===== EXERCISE DATA
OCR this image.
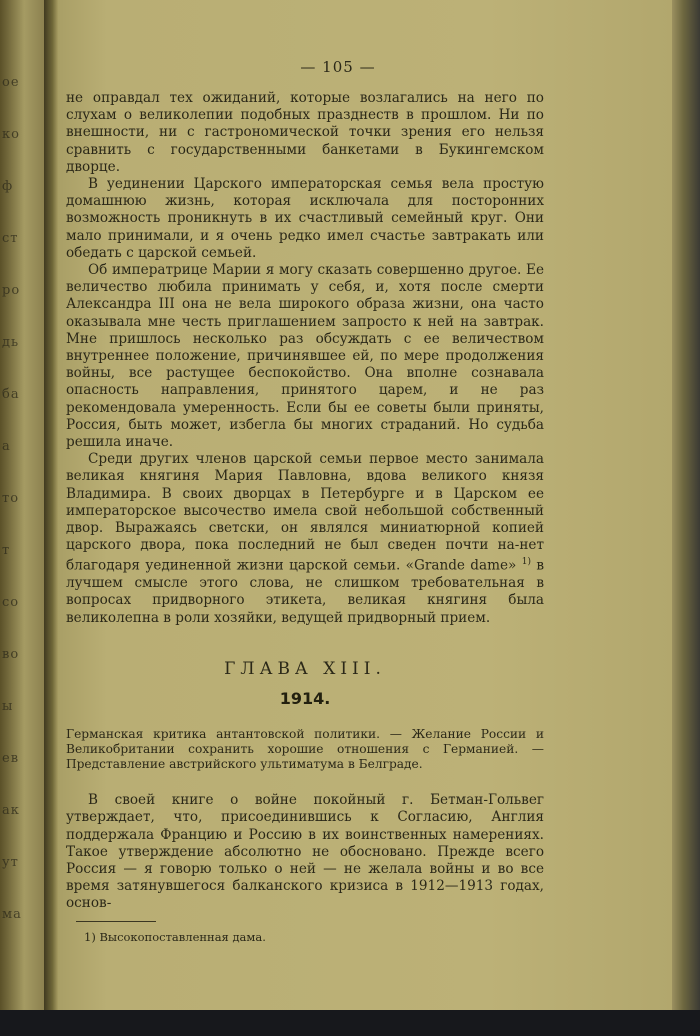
ое
ко
ф
ст
ро
дь
ба
а
то
т
со
во
ы
ев
ак
ут
ма
— 105 —

не оправдал тех ожиданий, которые возлагались на него по слухам о великолепии подобных празднеств в прошлом. Ни по внешности, ни с гастрономической точки зрения его нельзя сравнить с государственными банкетами в Букингемском дворце.

В уединении Царского императорская семья вела простую домашнюю жизнь, которая исключала для посторонних возможность проникнуть в их счастливый семейный круг. Они мало принимали, и я очень редко имел счастье завтракать или обедать с царской семьей.

Об императрице Марии я могу сказать совершенно другое. Ее величество любила принимать у себя, и, хотя после смерти Александра III она не вела широкого образа жизни, она часто оказывала мне честь приглашением запросто к ней на завтрак. Мне пришлось несколько раз обсуждать с ее величеством внутреннее положение, причинявшее ей, по мере продолжения войны, все растущее беспокойство. Она вполне сознавала опасность направления, принятого царем, и не раз рекомендовала умеренность. Если бы ее советы были приняты, Россия, быть может, избегла бы многих страданий. Но судьба решила иначе.

Среди других членов царской семьи первое место занимала великая княгиня Мария Павловна, вдова великого князя Владимира. В своих дворцах в Петербурге и в Царском ее императорское высочество имела свой небольшой собственный двор. Выражаясь светски, он являлся миниатюрной копией царского двора, пока последний не был сведен почти на-нет благодаря уединенной жизни царской семьи. «Grande dame» $^{1)}$ в лучшем смысле этого слова, не слишком требовательная в вопросах придворного этикета, великая княгиня была великолепна в роли хозяйки, ведущей придворный прием.

ГЛАВА XIII.
1914.

Германская критика антантовской политики. — Желание России и Великобритании сохранить хорошие отношения с Германией. — Представление австрийского ультиматума в Белграде.

В своей книге о войне покойный г. Бетман-Гольвег утверждает, что, присоединившись к Согласию, Англия поддержала Францию и Россию в их воинственных намерениях. Такое утверждение абсолютно не обосновано. Прежде всего Россия — я говорю только о ней — не желала войны и во все время затянувшегося балканского кризиса в 1912—1913 годах, основ-

1) Высокопоставленная дама.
==========
REQUIRED TASK: Images in the data above are to be skipped. Retype all other material exactly.

FINAL ANSWER:
OCR this image.
ое
ко
ф
ст
ро
дь
ба
а
то
т
со
во
ы
ев
ак
ут
ма
— 105 —

не оправдал тех ожиданий, которые возлагались на него по слухам о великолепии подобных празднеств в прошлом. Ни по внешности, ни с гастрономической точки зрения его нельзя сравнить с государственными банкетами в Букингемском дворце.

В уединении Царского императорская семья вела простую домашнюю жизнь, которая исключала для посторонних возможность проникнуть в их счастливый семейный круг. Они мало принимали, и я очень редко имел счастье завтракать или обедать с царской семьей.

Об императрице Марии я могу сказать совершенно другое. Ее величество любила принимать у себя, и, хотя после смерти Александра III она не вела широкого образа жизни, она часто оказывала мне честь приглашением запросто к ней на завтрак. Мне пришлось несколько раз обсуждать с ее величеством внутреннее положение, причинявшее ей, по мере продолжения войны, все растущее беспокойство. Она вполне сознавала опасность направления, принятого царем, и не раз рекомендовала умеренность. Если бы ее советы были приняты, Россия, быть может, избегла бы многих страданий. Но судьба решила иначе.

Среди других членов царской семьи первое место занимала великая княгиня Мария Павловна, вдова великого князя Владимира. В своих дворцах в Петербурге и в Царском ее императорское высочество имела свой небольшой собственный двор. Выражаясь светски, он являлся миниатюрной копией царского двора, пока последний не был сведен почти на-нет благодаря уединенной жизни царской семьи. «Grande dame» $^{1)}$ в лучшем смысле этого слова, не слишком требовательная в вопросах придворного этикета, великая княгиня была великолепна в роли хозяйки, ведущей придворный прием.

ГЛАВА XIII.
1914.

Германская критика антантовской политики. — Желание России и Великобритании сохранить хорошие отношения с Германией. — Представление австрийского ультиматума в Белграде.

В своей книге о войне покойный г. Бетман-Гольвег утверждает, что, присоединившись к Согласию, Англия поддержала Францию и Россию в их воинственных намерениях. Такое утверждение абсолютно не обосновано. Прежде всего Россия — я говорю только о ней — не желала войны и во все время затянувшегося балканского кризиса в 1912—1913 годах, основ-

1) Высокопоставленная дама.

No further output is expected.